▶ [Brief]: Set down precisely the lines from the line with "Transcribe this chart's" through the end of the material, inclusive, and no pictures.
start Source data
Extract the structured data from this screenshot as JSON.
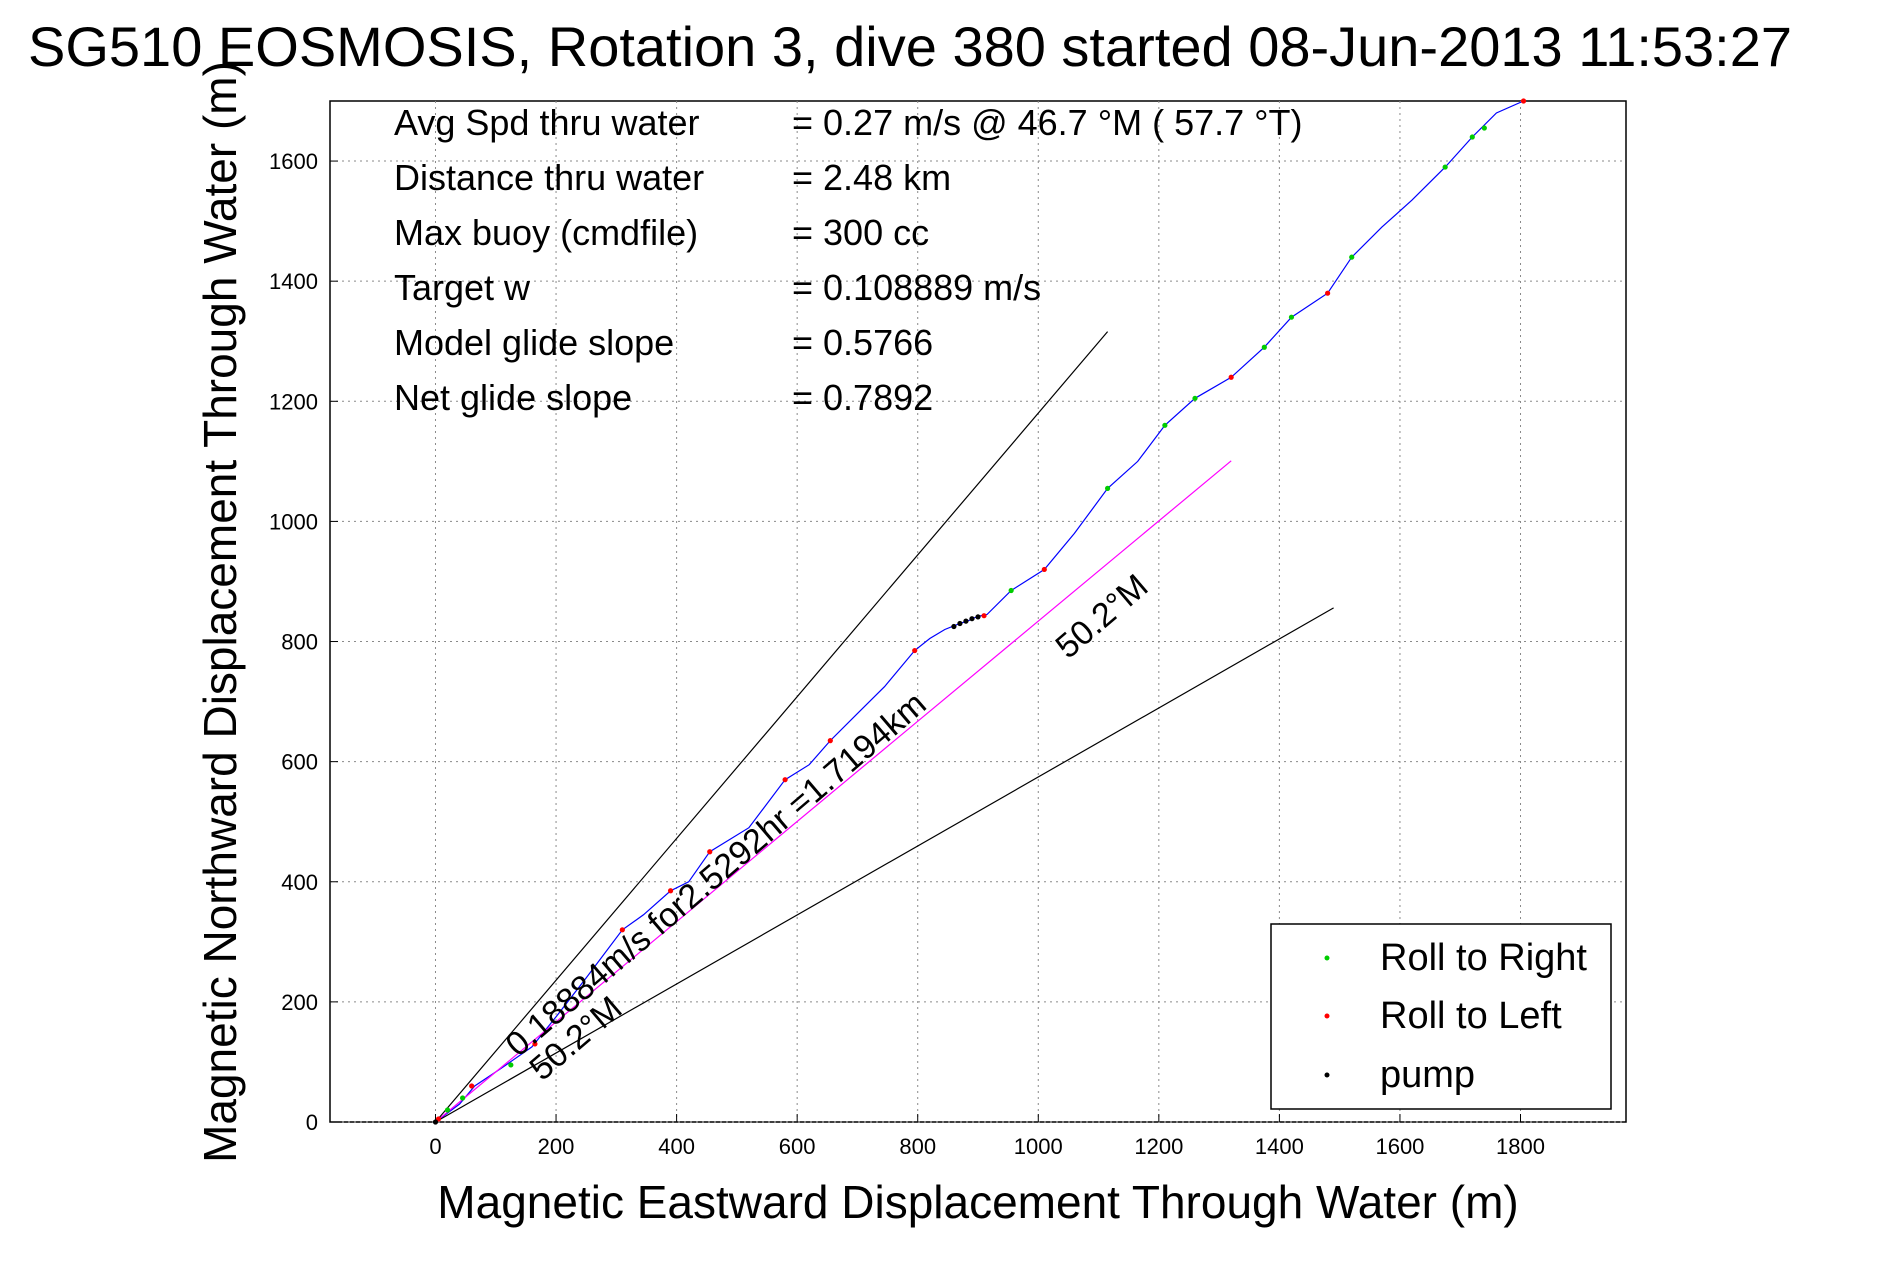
{
  "chart_data": {
    "type": "line",
    "title": "SG510 EOSMOSIS, Rotation 3, dive 380 started 08-Jun-2013 11:53:27",
    "xlabel": "Magnetic Eastward Displacement Through Water (m)",
    "ylabel": "Magnetic Northward Displacement Through Water (m)",
    "xlim": [
      -175,
      1975
    ],
    "ylim": [
      0,
      1700
    ],
    "xticks": [
      0,
      200,
      400,
      600,
      800,
      1000,
      1200,
      1400,
      1600,
      1800
    ],
    "yticks": [
      0,
      200,
      400,
      600,
      800,
      1000,
      1200,
      1400,
      1600
    ],
    "grid": true,
    "legend_position": "bottom-right",
    "info_lines": [
      {
        "label": "Avg Spd thru water",
        "value": "=  0.27 m/s @  46.7 °M ( 57.7 °T)"
      },
      {
        "label": "Distance thru water",
        "value": "=  2.48 km"
      },
      {
        "label": "Max buoy (cmdfile)",
        "value": "= 300 cc"
      },
      {
        "label": "Target w",
        "value": "= 0.108889 m/s"
      },
      {
        "label": "Model glide slope",
        "value": "= 0.5766"
      },
      {
        "label": "Net glide slope",
        "value": "= 0.7892"
      }
    ],
    "annotations": {
      "current_text": "0.18884m/s for2.5292hr =1.7194km",
      "heading_1": "50.2°M",
      "heading_2": "50.2°M"
    },
    "series": [
      {
        "name": "track",
        "color": "#0000ff",
        "x": [
          0,
          40,
          65,
          110,
          160,
          200,
          250,
          310,
          345,
          390,
          420,
          455,
          520,
          580,
          620,
          655,
          700,
          745,
          795,
          820,
          845,
          870,
          885,
          895,
          905,
          915,
          955,
          1010,
          1060,
          1115,
          1165,
          1210,
          1260,
          1320,
          1375,
          1420,
          1480,
          1520,
          1570,
          1620,
          1675,
          1720,
          1760,
          1805
        ],
        "y": [
          0,
          30,
          60,
          90,
          125,
          175,
          240,
          320,
          345,
          385,
          400,
          450,
          490,
          570,
          595,
          635,
          680,
          725,
          785,
          805,
          820,
          830,
          835,
          840,
          843,
          845,
          885,
          920,
          980,
          1055,
          1100,
          1160,
          1205,
          1240,
          1290,
          1340,
          1380,
          1440,
          1490,
          1535,
          1590,
          1640,
          1680,
          1700
        ]
      },
      {
        "name": "current",
        "color": "#ff00ff",
        "x": [
          0,
          1320
        ],
        "y": [
          0,
          1101
        ]
      },
      {
        "name": "glide-bound-1",
        "color": "#000000",
        "x": [
          0,
          1115
        ],
        "y": [
          0,
          1316
        ]
      },
      {
        "name": "glide-bound-2",
        "color": "#000000",
        "x": [
          0,
          1490
        ],
        "y": [
          0,
          856
        ]
      },
      {
        "name": "Roll to Right",
        "color": "#00cc00",
        "marker": true,
        "x": [
          20,
          45,
          125,
          955,
          1115,
          1210,
          1260,
          1375,
          1420,
          1520,
          1675,
          1720,
          1740
        ],
        "y": [
          20,
          40,
          95,
          885,
          1055,
          1160,
          1205,
          1290,
          1340,
          1440,
          1590,
          1640,
          1655
        ]
      },
      {
        "name": "Roll to Left",
        "color": "#ff0000",
        "marker": true,
        "x": [
          5,
          60,
          165,
          310,
          390,
          455,
          580,
          655,
          795,
          910,
          1010,
          1320,
          1480,
          1805
        ],
        "y": [
          5,
          60,
          130,
          320,
          385,
          450,
          570,
          635,
          785,
          843,
          920,
          1240,
          1380,
          1700
        ]
      },
      {
        "name": "pump",
        "color": "#000000",
        "marker": true,
        "x": [
          0,
          860,
          870,
          880,
          890,
          900
        ],
        "y": [
          0,
          825,
          830,
          834,
          838,
          841
        ]
      }
    ]
  }
}
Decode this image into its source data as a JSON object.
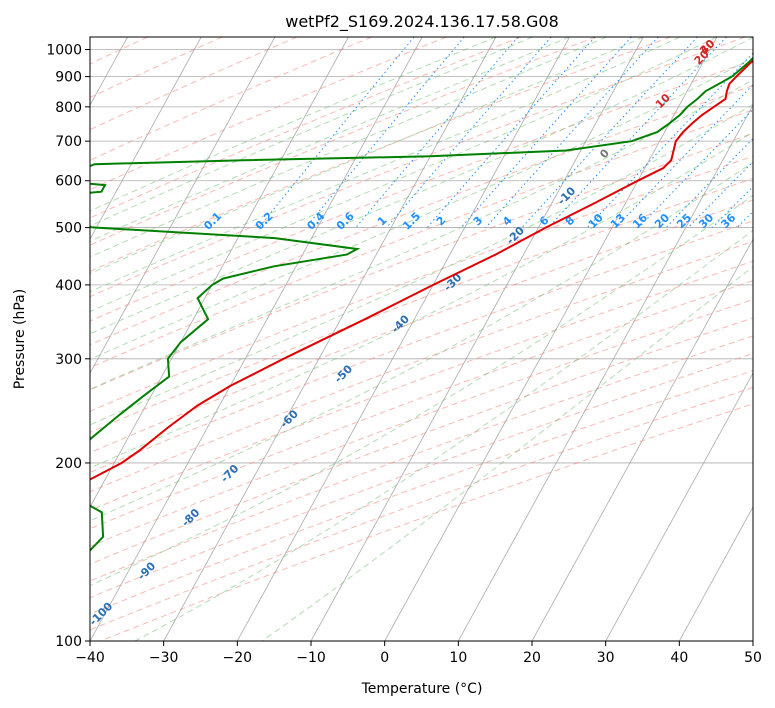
{
  "chart_data": {
    "type": "line",
    "subtype": "skew-T log-P diagram",
    "title": "wetPf2_S169.2024.136.17.58.G08",
    "xlabel": "Temperature (°C)",
    "ylabel": "Pressure (hPa)",
    "xlim": [
      -40,
      50
    ],
    "ylim": [
      1050,
      100
    ],
    "yscale": "log",
    "x_ticks": [
      "−40",
      "−30",
      "−20",
      "−10",
      "0",
      "10",
      "20",
      "30",
      "40",
      "50"
    ],
    "y_ticks": [
      "100",
      "200",
      "300",
      "400",
      "500",
      "600",
      "700",
      "800",
      "900",
      "1000"
    ],
    "y_tick_values": [
      100,
      200,
      300,
      400,
      500,
      600,
      700,
      800,
      900,
      1000
    ],
    "grid": true,
    "colors": {
      "temperature": "#e00000",
      "dewpoint": "#008000",
      "isotherm": "#888888",
      "dry_adiabat": "#fa8072",
      "moist_adiabat": "#66bb66",
      "mixing_ratio": "#1e90ff",
      "dry_adiabat_label": "#2a6eb4",
      "moist_adiabat_label": "#d62728",
      "mixing_ratio_label": "#1e90ff"
    },
    "series": [
      {
        "key": "temperature",
        "points": [
          [
            1000,
            10.5
          ],
          [
            975,
            7.5
          ],
          [
            950,
            6.5
          ],
          [
            900,
            5.6
          ],
          [
            875,
            5.2
          ],
          [
            850,
            5.4
          ],
          [
            825,
            5.8
          ],
          [
            800,
            4.8
          ],
          [
            775,
            3.8
          ],
          [
            750,
            3.1
          ],
          [
            725,
            2.5
          ],
          [
            700,
            2.2
          ],
          [
            675,
            2.6
          ],
          [
            650,
            3.0
          ],
          [
            630,
            2.5
          ],
          [
            600,
            0.0
          ],
          [
            550,
            -4.2
          ],
          [
            500,
            -9.0
          ],
          [
            450,
            -13.8
          ],
          [
            400,
            -20.0
          ],
          [
            350,
            -26.7
          ],
          [
            300,
            -34.8
          ],
          [
            270,
            -40.0
          ],
          [
            250,
            -43.0
          ],
          [
            230,
            -45.3
          ],
          [
            210,
            -47.5
          ],
          [
            200,
            -49.0
          ],
          [
            180,
            -54.0
          ],
          [
            150,
            -60.0
          ],
          [
            130,
            -64.0
          ],
          [
            110,
            -68.0
          ],
          [
            100,
            -71.0
          ]
        ]
      },
      {
        "key": "dewpoint",
        "points": [
          [
            1000,
            7.0
          ],
          [
            950,
            6.2
          ],
          [
            900,
            5.0
          ],
          [
            875,
            3.8
          ],
          [
            850,
            2.5
          ],
          [
            825,
            2.0
          ],
          [
            800,
            1.2
          ],
          [
            775,
            0.8
          ],
          [
            750,
            0.0
          ],
          [
            725,
            -1.0
          ],
          [
            700,
            -3.8
          ],
          [
            675,
            -12.0
          ],
          [
            660,
            -30.0
          ],
          [
            650,
            -55.0
          ],
          [
            640,
            -75.0
          ],
          [
            600,
            -79.0
          ],
          [
            590,
            -72.0
          ],
          [
            575,
            -72.0
          ],
          [
            570,
            -75.0
          ],
          [
            565,
            -79.0
          ],
          [
            510,
            -79.0
          ],
          [
            500,
            -70.0
          ],
          [
            480,
            -45.0
          ],
          [
            460,
            -33.0
          ],
          [
            450,
            -34.0
          ],
          [
            430,
            -43.0
          ],
          [
            410,
            -49.0
          ],
          [
            400,
            -50.0
          ],
          [
            380,
            -51.0
          ],
          [
            350,
            -48.0
          ],
          [
            320,
            -50.0
          ],
          [
            300,
            -50.5
          ],
          [
            280,
            -49.0
          ],
          [
            260,
            -51.0
          ],
          [
            240,
            -53.0
          ],
          [
            220,
            -55.0
          ],
          [
            200,
            -56.0
          ],
          [
            190,
            -57.0
          ],
          [
            180,
            -55.0
          ],
          [
            165,
            -48.0
          ],
          [
            150,
            -46.0
          ],
          [
            140,
            -47.0
          ],
          [
            128,
            -49.0
          ],
          [
            120,
            -49.0
          ],
          [
            110,
            -46.0
          ],
          [
            100,
            -45.0
          ]
        ]
      }
    ],
    "annotations": {
      "dry_adiabats": [
        {
          "label": "-100",
          "at": [
            -40,
            110
          ]
        },
        {
          "label": "-90",
          "at": [
            -37,
            130
          ]
        },
        {
          "label": "-80",
          "at": [
            -35,
            160
          ]
        },
        {
          "label": "-70",
          "at": [
            -33,
            190
          ]
        },
        {
          "label": "-60",
          "at": [
            -29,
            235
          ]
        },
        {
          "label": "-50",
          "at": [
            -25,
            280
          ]
        },
        {
          "label": "-40",
          "at": [
            -21,
            340
          ]
        },
        {
          "label": "-30",
          "at": [
            -17,
            400
          ]
        },
        {
          "label": "-20",
          "at": [
            -12,
            480
          ]
        },
        {
          "label": "-10",
          "at": [
            -8,
            560
          ]
        }
      ],
      "moist_adiabats": [
        {
          "label": "0",
          "at": [
            -6,
            660
          ]
        },
        {
          "label": "10",
          "at": [
            -2,
            810
          ]
        },
        {
          "label": "20",
          "at": [
            0,
            960
          ]
        },
        {
          "label": "30",
          "at": [
            0,
            1150
          ]
        },
        {
          "label": "40",
          "at": [
            0,
            1300
          ]
        }
      ],
      "mixing_ratios": [
        {
          "label": "0.1",
          "x": -23
        },
        {
          "label": "0.2",
          "x": -16
        },
        {
          "label": "0.4",
          "x": -9
        },
        {
          "label": "0.6",
          "x": -5
        },
        {
          "label": "1",
          "x": 0
        },
        {
          "label": "1.5",
          "x": 4
        },
        {
          "label": "2",
          "x": 8
        },
        {
          "label": "3",
          "x": 13
        },
        {
          "label": "4",
          "x": 17
        },
        {
          "label": "6",
          "x": 22
        },
        {
          "label": "8",
          "x": 25.5
        },
        {
          "label": "10",
          "x": 29
        },
        {
          "label": "13",
          "x": 32
        },
        {
          "label": "16",
          "x": 35
        },
        {
          "label": "20",
          "x": 38
        },
        {
          "label": "25",
          "x": 41
        },
        {
          "label": "30",
          "x": 44
        },
        {
          "label": "36",
          "x": 47
        }
      ]
    }
  }
}
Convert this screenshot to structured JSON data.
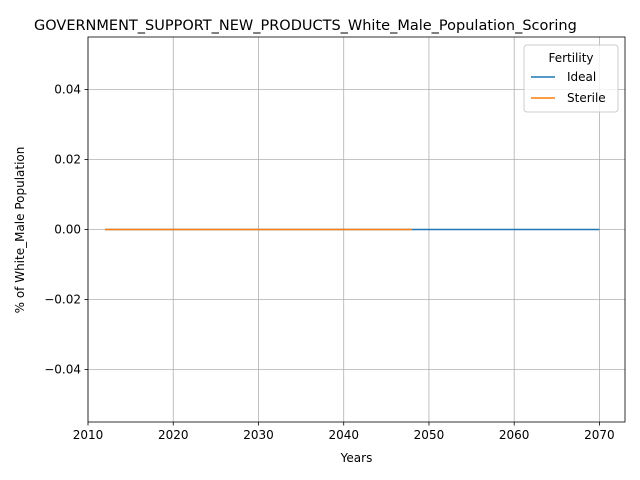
{
  "chart_data": {
    "type": "line",
    "title": "GOVERNMENT_SUPPORT_NEW_PRODUCTS_White_Male_Population_Scoring",
    "xlabel": "Years",
    "ylabel": "% of White_Male Population",
    "xlim": [
      2010,
      2073
    ],
    "ylim": [
      -0.055,
      0.055
    ],
    "x_ticks": [
      2010,
      2020,
      2030,
      2040,
      2050,
      2060,
      2070
    ],
    "y_ticks": [
      -0.04,
      -0.02,
      0.0,
      0.02,
      0.04
    ],
    "y_tick_labels": [
      "−0.04",
      "−0.02",
      "0.00",
      "0.02",
      "0.04"
    ],
    "grid": true,
    "legend": {
      "title": "Fertility",
      "placement": "top-right"
    },
    "series": [
      {
        "name": "Ideal",
        "color": "#1f77b4",
        "x": [
          2012,
          2070
        ],
        "y": [
          0.0,
          0.0
        ]
      },
      {
        "name": "Sterile",
        "color": "#ff7f0e",
        "x": [
          2012,
          2048
        ],
        "y": [
          0.0,
          0.0
        ]
      }
    ]
  }
}
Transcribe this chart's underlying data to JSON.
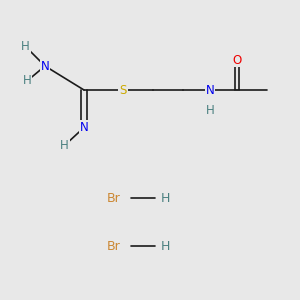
{
  "bg_color": "#e8e8e8",
  "bond_color": "#1a1a1a",
  "bond_width": 1.2,
  "atom_colors": {
    "H": "#4a8080",
    "N": "#0000ee",
    "S": "#ccaa00",
    "O": "#ee0000",
    "Br": "#cc8833"
  },
  "font_size": 8.5,
  "font_size_hbr": 9.0
}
end Source data
▶ [Solution to this exercise]:
Transcribe this chart's underlying data to JSON.
{
  "bg_color": "#e8e8e8",
  "bond_color": "#1a1a1a",
  "bond_width": 1.2,
  "atom_colors": {
    "H": "#4a8080",
    "N": "#0000ee",
    "S": "#ccaa00",
    "O": "#ee0000",
    "Br": "#cc8833"
  },
  "font_size": 8.5,
  "font_size_hbr": 9.0
}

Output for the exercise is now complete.